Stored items
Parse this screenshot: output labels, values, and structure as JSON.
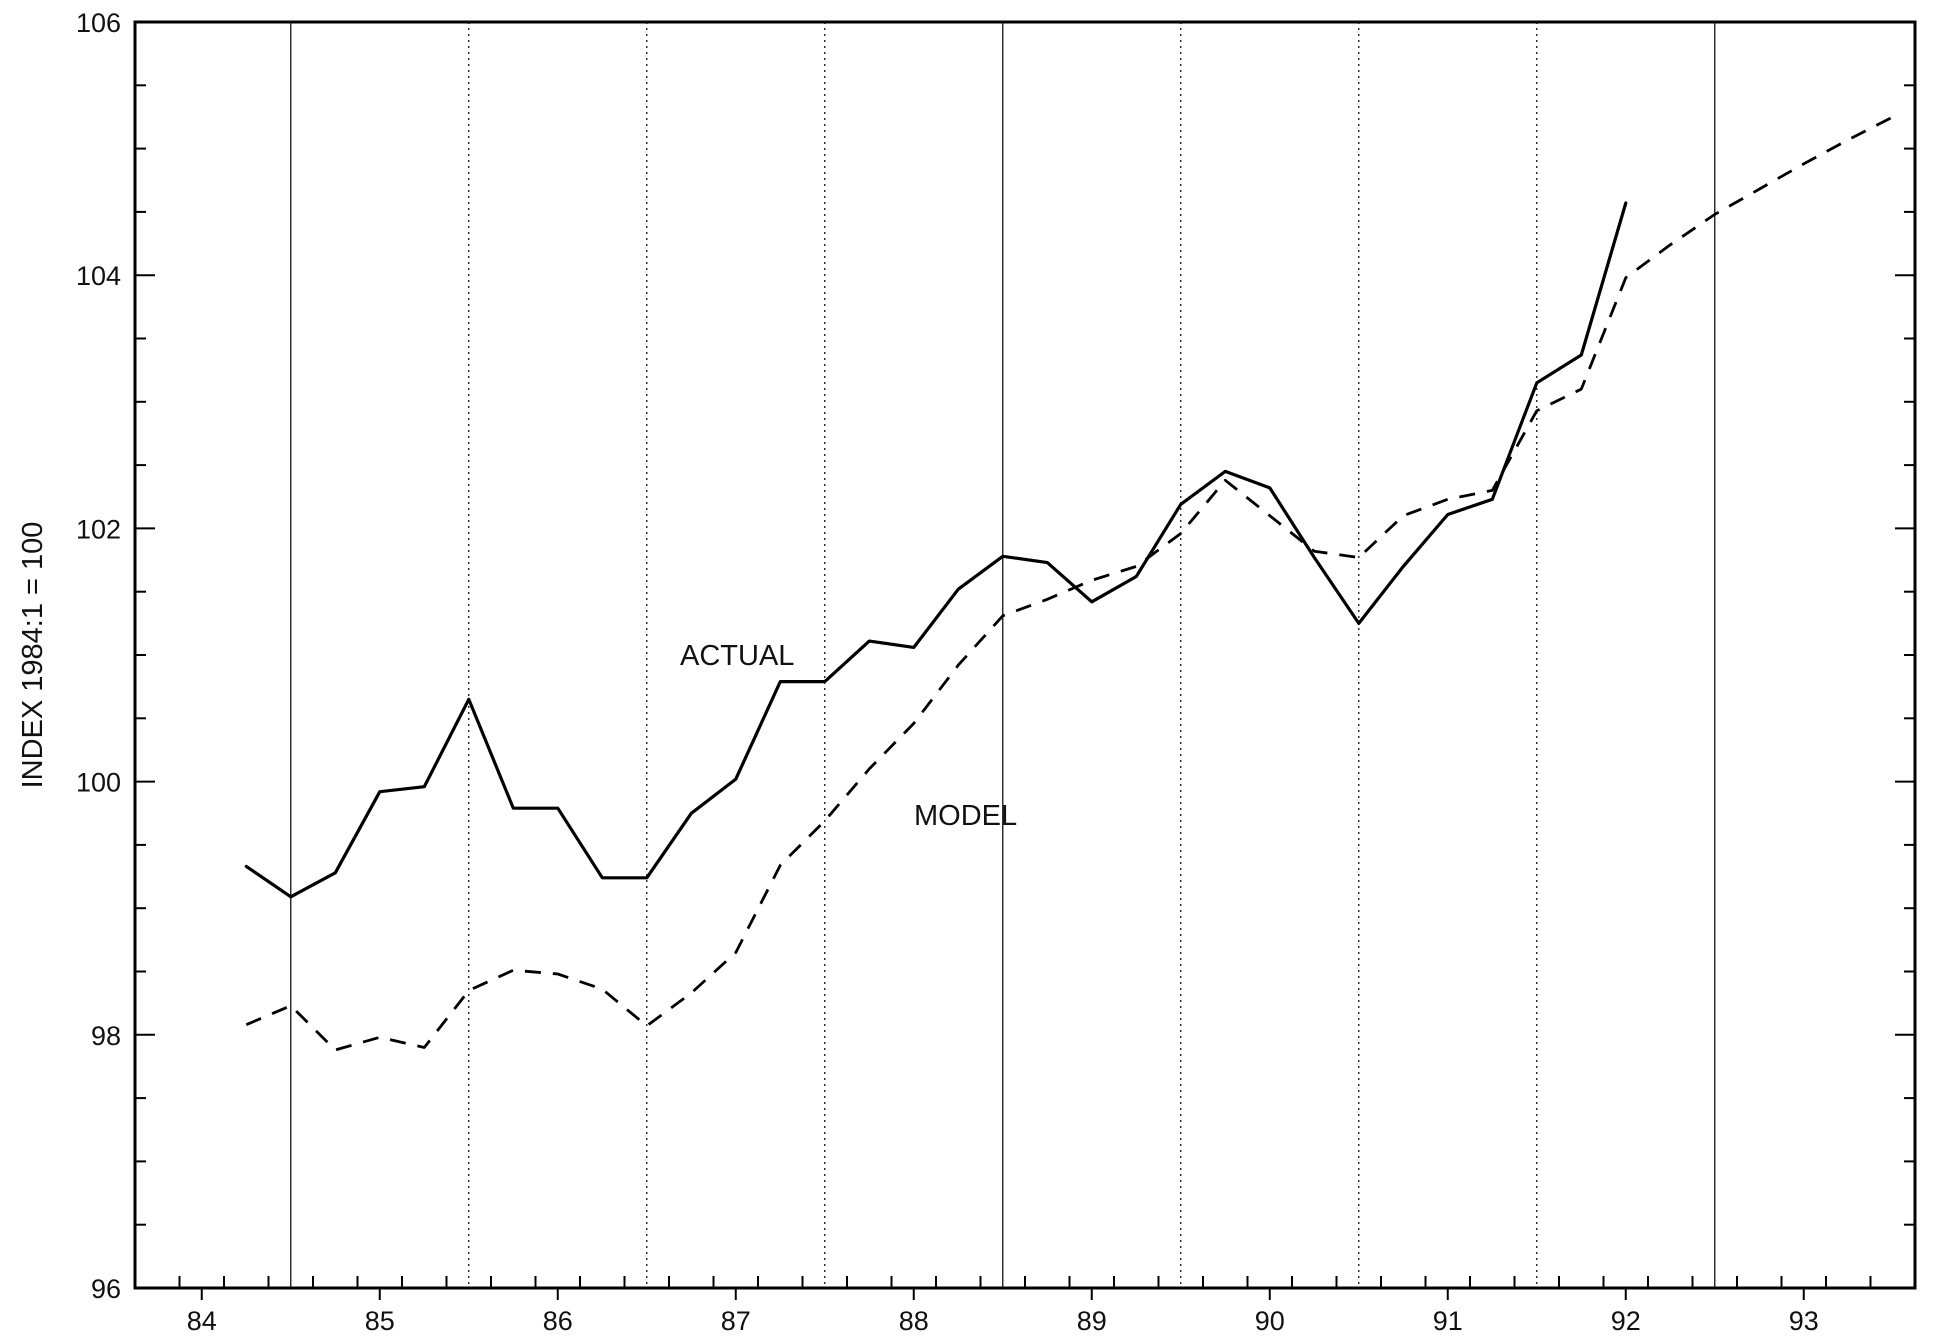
{
  "chart_data": {
    "type": "line",
    "ylabel": "INDEX 1984:1 = 100",
    "xlabel": "",
    "ylim": [
      96,
      106
    ],
    "yticks": [
      96,
      98,
      100,
      102,
      104,
      106
    ],
    "xlim": [
      83.625,
      93.625
    ],
    "xtick_labels": [
      "84",
      "85",
      "86",
      "87",
      "88",
      "89",
      "90",
      "91",
      "92",
      "93"
    ],
    "vlines_solid": [
      84.5,
      88.5,
      92.5
    ],
    "vlines_dotted": [
      85.5,
      86.5,
      87.5,
      89.5,
      90.5,
      91.5
    ],
    "grid": false,
    "series": [
      {
        "name": "ACTUAL",
        "style": "solid",
        "x": [
          84.25,
          84.5,
          84.75,
          85.0,
          85.25,
          85.5,
          85.75,
          86.0,
          86.25,
          86.5,
          86.75,
          87.0,
          87.25,
          87.5,
          87.75,
          88.0,
          88.25,
          88.5,
          88.75,
          89.0,
          89.25,
          89.5,
          89.75,
          90.0,
          90.25,
          90.5,
          90.75,
          91.0,
          91.25,
          91.5,
          91.75,
          92.0
        ],
        "y": [
          99.33,
          99.09,
          99.28,
          99.92,
          99.96,
          100.65,
          99.79,
          99.79,
          99.24,
          99.24,
          99.75,
          100.02,
          100.79,
          100.79,
          101.11,
          101.06,
          101.52,
          101.78,
          101.73,
          101.42,
          101.62,
          102.19,
          102.45,
          102.32,
          101.77,
          101.25,
          101.7,
          102.11,
          102.23,
          103.15,
          103.37,
          104.57
        ]
      },
      {
        "name": "MODEL",
        "style": "dashed",
        "x": [
          84.25,
          84.5,
          84.75,
          85.0,
          85.25,
          85.5,
          85.75,
          86.0,
          86.25,
          86.5,
          86.75,
          87.0,
          87.25,
          87.5,
          87.75,
          88.0,
          88.25,
          88.5,
          88.75,
          89.0,
          89.25,
          89.5,
          89.75,
          90.0,
          90.25,
          90.5,
          90.75,
          91.0,
          91.25,
          91.5,
          91.75,
          92.0,
          92.25,
          92.5,
          92.75,
          93.0,
          93.25,
          93.5
        ],
        "y": [
          98.08,
          98.23,
          97.88,
          97.98,
          97.9,
          98.35,
          98.51,
          98.48,
          98.36,
          98.07,
          98.33,
          98.65,
          99.34,
          99.69,
          100.1,
          100.46,
          100.92,
          101.31,
          101.44,
          101.59,
          101.7,
          101.96,
          102.38,
          102.1,
          101.82,
          101.77,
          102.1,
          102.23,
          102.3,
          102.93,
          103.1,
          103.98,
          104.24,
          104.48,
          104.68,
          104.88,
          105.07,
          105.25
        ]
      }
    ],
    "annotations": [
      {
        "text": "ACTUAL",
        "series": "ACTUAL"
      },
      {
        "text": "MODEL",
        "series": "MODEL"
      }
    ]
  }
}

● **GIVEN EXERCISE**: Quote everything in the listing above exactly; pictures are the only thing to omit.

● **TASK ANSWER**:
Parse this screenshot: output labels, values, and structure as JSON.
{
  "chart_data": {
    "type": "line",
    "ylabel": "INDEX 1984:1 = 100",
    "xlabel": "",
    "ylim": [
      96,
      106
    ],
    "yticks": [
      96,
      98,
      100,
      102,
      104,
      106
    ],
    "xlim": [
      83.625,
      93.625
    ],
    "xtick_labels": [
      "84",
      "85",
      "86",
      "87",
      "88",
      "89",
      "90",
      "91",
      "92",
      "93"
    ],
    "vlines_solid": [
      84.5,
      88.5,
      92.5
    ],
    "vlines_dotted": [
      85.5,
      86.5,
      87.5,
      89.5,
      90.5,
      91.5
    ],
    "grid": false,
    "series": [
      {
        "name": "ACTUAL",
        "style": "solid",
        "x": [
          84.25,
          84.5,
          84.75,
          85.0,
          85.25,
          85.5,
          85.75,
          86.0,
          86.25,
          86.5,
          86.75,
          87.0,
          87.25,
          87.5,
          87.75,
          88.0,
          88.25,
          88.5,
          88.75,
          89.0,
          89.25,
          89.5,
          89.75,
          90.0,
          90.25,
          90.5,
          90.75,
          91.0,
          91.25,
          91.5,
          91.75,
          92.0
        ],
        "y": [
          99.33,
          99.09,
          99.28,
          99.92,
          99.96,
          100.65,
          99.79,
          99.79,
          99.24,
          99.24,
          99.75,
          100.02,
          100.79,
          100.79,
          101.11,
          101.06,
          101.52,
          101.78,
          101.73,
          101.42,
          101.62,
          102.19,
          102.45,
          102.32,
          101.77,
          101.25,
          101.7,
          102.11,
          102.23,
          103.15,
          103.37,
          104.57
        ]
      },
      {
        "name": "MODEL",
        "style": "dashed",
        "x": [
          84.25,
          84.5,
          84.75,
          85.0,
          85.25,
          85.5,
          85.75,
          86.0,
          86.25,
          86.5,
          86.75,
          87.0,
          87.25,
          87.5,
          87.75,
          88.0,
          88.25,
          88.5,
          88.75,
          89.0,
          89.25,
          89.5,
          89.75,
          90.0,
          90.25,
          90.5,
          90.75,
          91.0,
          91.25,
          91.5,
          91.75,
          92.0,
          92.25,
          92.5,
          92.75,
          93.0,
          93.25,
          93.5
        ],
        "y": [
          98.08,
          98.23,
          97.88,
          97.98,
          97.9,
          98.35,
          98.51,
          98.48,
          98.36,
          98.07,
          98.33,
          98.65,
          99.34,
          99.69,
          100.1,
          100.46,
          100.92,
          101.31,
          101.44,
          101.59,
          101.7,
          101.96,
          102.38,
          102.1,
          101.82,
          101.77,
          102.1,
          102.23,
          102.3,
          102.93,
          103.1,
          103.98,
          104.24,
          104.48,
          104.68,
          104.88,
          105.07,
          105.25
        ]
      }
    ],
    "annotations": [
      {
        "text": "ACTUAL",
        "series": "ACTUAL"
      },
      {
        "text": "MODEL",
        "series": "MODEL"
      }
    ]
  }
}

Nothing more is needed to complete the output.